-- START Listed entries --

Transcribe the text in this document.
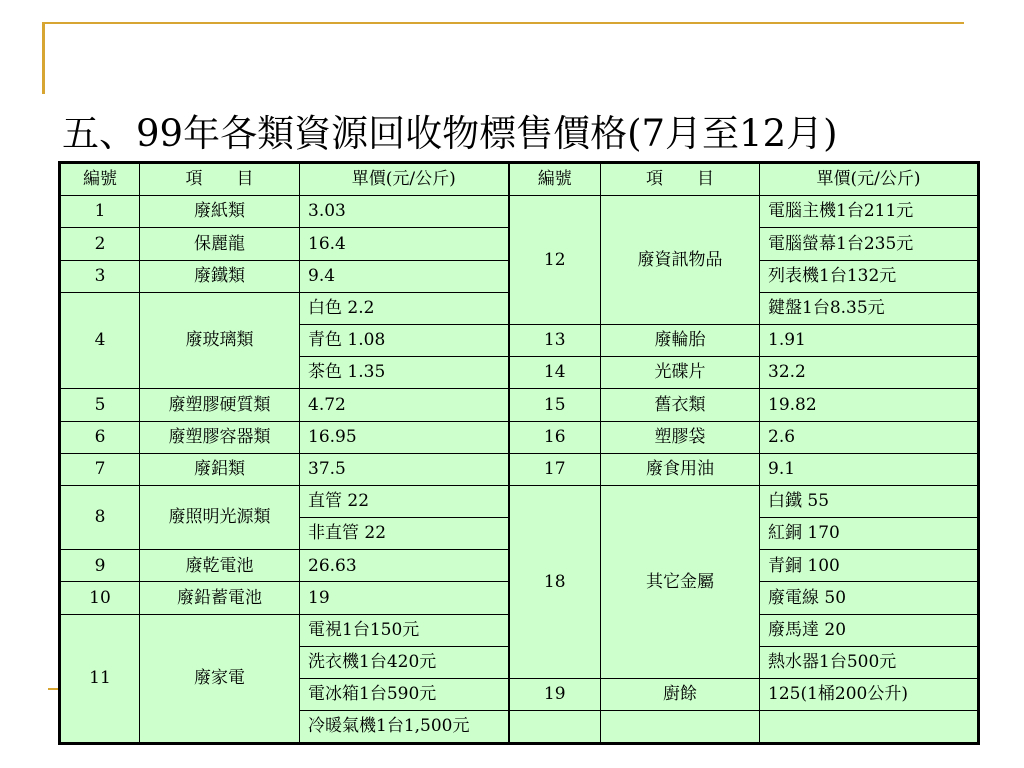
五、99年各類資源回收物標售價格(7月至12月)
編號	項　　目	單價(元/公斤)	編號	項　　目	單價(元/公斤)
1	廢紙類	3.03	12	廢資訊物品	電腦主機1台211元
2	保麗龍	16.4			電腦螢幕1台235元
3	廢鐵類	9.4			列表機1台132元
4	廢玻璃類	白色 2.2			鍵盤1台8.35元
		青色 1.08	13	廢輪胎	1.91
		茶色 1.35	14	光碟片	32.2
5	廢塑膠硬質類	4.72	15	舊衣類	19.82
6	廢塑膠容器類	16.95	16	塑膠袋	2.6
7	廢鋁類	37.5	17	廢食用油	9.1
8	廢照明光源類	直管 22	18	其它金屬	白鐵 55
		非直管 22			紅銅 170
9	廢乾電池	26.63			青銅 100
10	廢鉛蓄電池	19			廢電線 50
11	廢家電	電視1台150元			廢馬達 20
		洗衣機1台420元			熱水器1台500元
		電冰箱1台590元	19	廚餘	125(1桶200公升)
		冷暖氣機1台1,500元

-- END Listed entries --

Give every line above again exactly, with no pictures.

Transcribe the text in this document.
五、99年各類資源回收物標售價格(7月至12月)
編號	項　　目	單價(元/公斤)	編號	項　　目	單價(元/公斤)
1	廢紙類	3.03	12	廢資訊物品	電腦主機1台211元
2	保麗龍	16.4			電腦螢幕1台235元
3	廢鐵類	9.4			列表機1台132元
4	廢玻璃類	白色 2.2			鍵盤1台8.35元
		青色 1.08	13	廢輪胎	1.91
		茶色 1.35	14	光碟片	32.2
5	廢塑膠硬質類	4.72	15	舊衣類	19.82
6	廢塑膠容器類	16.95	16	塑膠袋	2.6
7	廢鋁類	37.5	17	廢食用油	9.1
8	廢照明光源類	直管 22	18	其它金屬	白鐵 55
		非直管 22			紅銅 170
9	廢乾電池	26.63			青銅 100
10	廢鉛蓄電池	19			廢電線 50
11	廢家電	電視1台150元			廢馬達 20
		洗衣機1台420元			熱水器1台500元
		電冰箱1台590元	19	廚餘	125(1桶200公升)
		冷暖氣機1台1,500元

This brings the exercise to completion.